(Stored records)
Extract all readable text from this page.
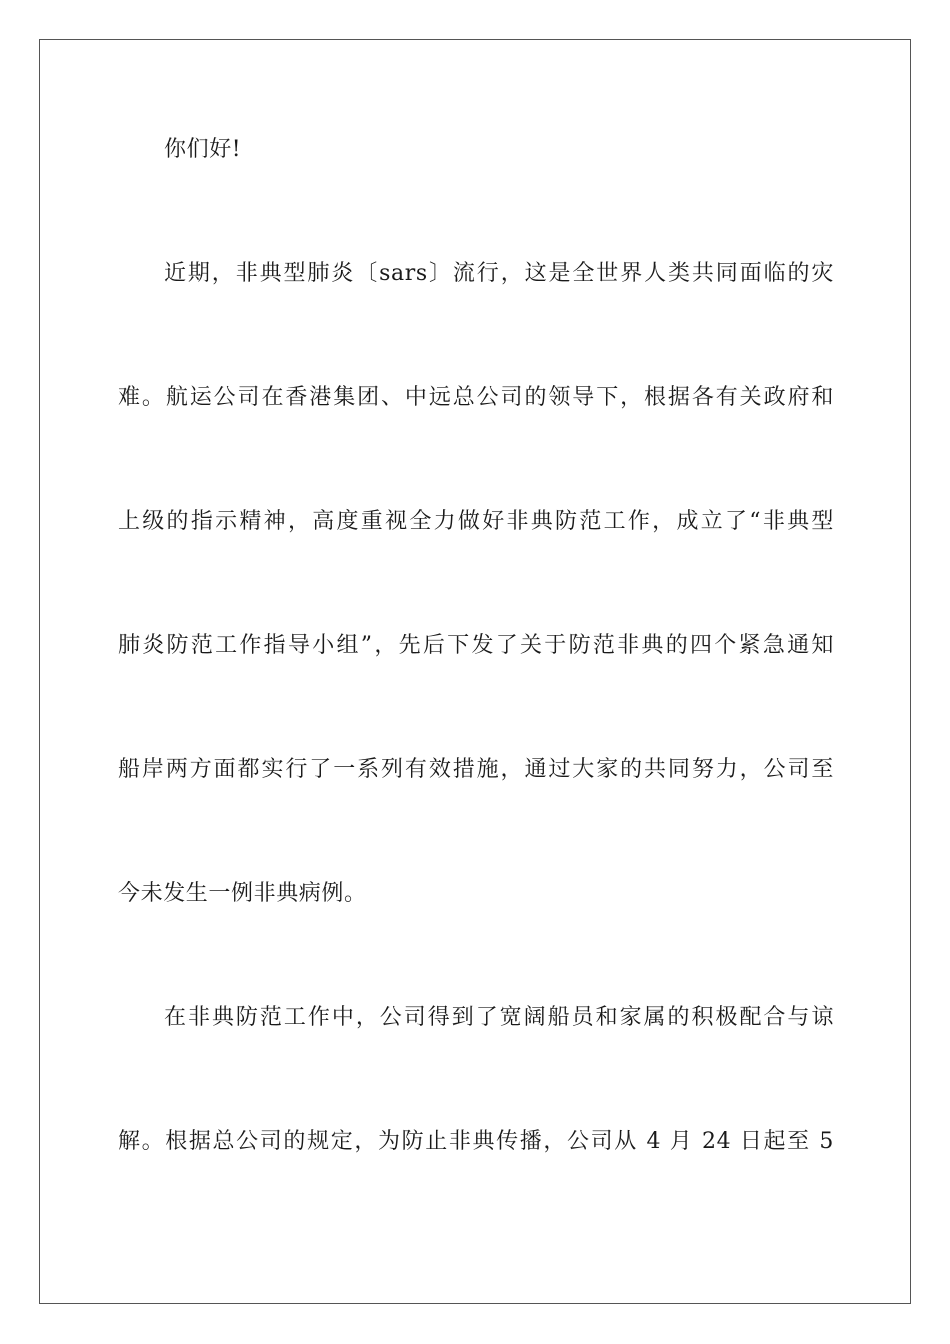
你们好!
近期，非典型肺炎〔sars〕流行，这是全世界人类共同面临的灾
难。航运公司在香港集团、中远总公司的领导下，根据各有关政府和
上级的指示精神，高度重视全力做好非典防范工作，成立了“非典型
肺炎防范工作指导小组”，先后下发了关于防范非典的四个紧急通知
船岸两方面都实行了一系列有效措施，通过大家的共同努力，公司至
今未发生一例非典病例。
在非典防范工作中，公司得到了宽阔船员和家属的积极配合与谅
解。根据总公司的规定，为防止非典传播，公司从 4 月 24 日起至 5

# Given request
Exact duplication of all the records is required; pictures are omitted from the copy.

# Reply to the exercise
Extract all readable text from this page.
你们好!
近期，非典型肺炎〔sars〕流行，这是全世界人类共同面临的灾
难。航运公司在香港集团、中远总公司的领导下，根据各有关政府和
上级的指示精神，高度重视全力做好非典防范工作，成立了“非典型
肺炎防范工作指导小组”，先后下发了关于防范非典的四个紧急通知
船岸两方面都实行了一系列有效措施，通过大家的共同努力，公司至
今未发生一例非典病例。
在非典防范工作中，公司得到了宽阔船员和家属的积极配合与谅
解。根据总公司的规定，为防止非典传播，公司从 4 月 24 日起至 5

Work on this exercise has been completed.